Task objective ▸
Your task is to transcribe all the entries exactly, excluding pictures.

Entries ▸

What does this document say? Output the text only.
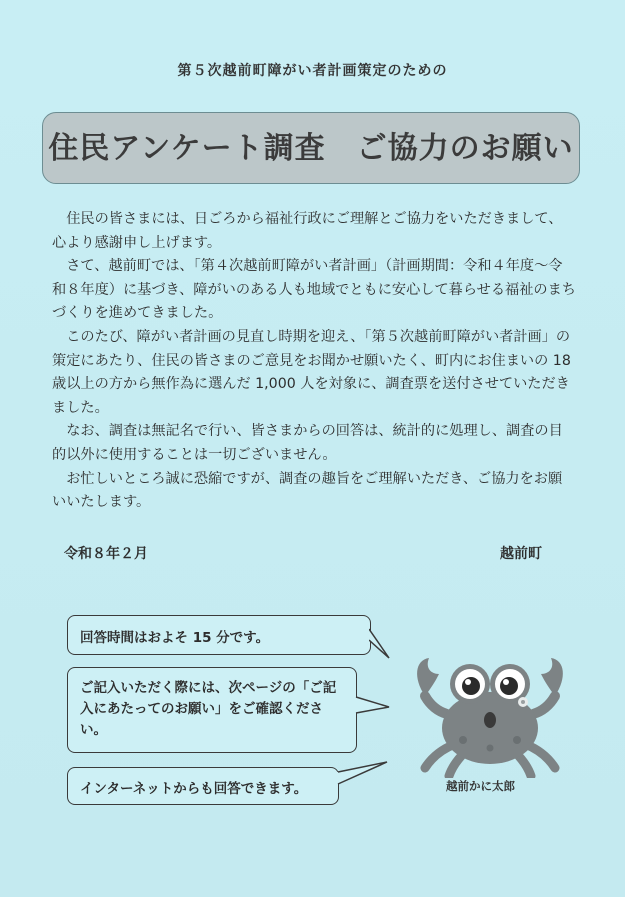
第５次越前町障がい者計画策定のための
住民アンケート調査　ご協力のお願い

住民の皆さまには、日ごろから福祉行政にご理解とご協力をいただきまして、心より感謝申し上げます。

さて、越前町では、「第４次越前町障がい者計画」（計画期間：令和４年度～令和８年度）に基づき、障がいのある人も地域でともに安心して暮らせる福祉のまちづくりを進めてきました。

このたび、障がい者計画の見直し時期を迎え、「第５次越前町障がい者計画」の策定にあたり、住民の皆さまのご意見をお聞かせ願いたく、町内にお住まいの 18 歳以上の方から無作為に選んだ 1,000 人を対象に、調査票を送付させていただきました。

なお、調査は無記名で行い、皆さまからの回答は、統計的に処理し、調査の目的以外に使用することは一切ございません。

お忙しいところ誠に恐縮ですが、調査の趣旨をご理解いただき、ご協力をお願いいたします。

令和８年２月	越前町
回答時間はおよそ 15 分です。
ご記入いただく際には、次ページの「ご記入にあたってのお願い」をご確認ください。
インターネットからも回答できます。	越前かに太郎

Output ▸
What does this document say? Output the text only.
第５次越前町障がい者計画策定のための
住民アンケート調査　ご協力のお願い

住民の皆さまには、日ごろから福祉行政にご理解とご協力をいただきまして、心より感謝申し上げます。

さて、越前町では、「第４次越前町障がい者計画」（計画期間：令和４年度～令和８年度）に基づき、障がいのある人も地域でともに安心して暮らせる福祉のまちづくりを進めてきました。

このたび、障がい者計画の見直し時期を迎え、「第５次越前町障がい者計画」の策定にあたり、住民の皆さまのご意見をお聞かせ願いたく、町内にお住まいの 18 歳以上の方から無作為に選んだ 1,000 人を対象に、調査票を送付させていただきました。

なお、調査は無記名で行い、皆さまからの回答は、統計的に処理し、調査の目的以外に使用することは一切ございません。

お忙しいところ誠に恐縮ですが、調査の趣旨をご理解いただき、ご協力をお願いいたします。

令和８年２月	越前町
回答時間はおよそ 15 分です。
ご記入いただく際には、次ページの「ご記入にあたってのお願い」をご確認ください。
インターネットからも回答できます。	越前かに太郎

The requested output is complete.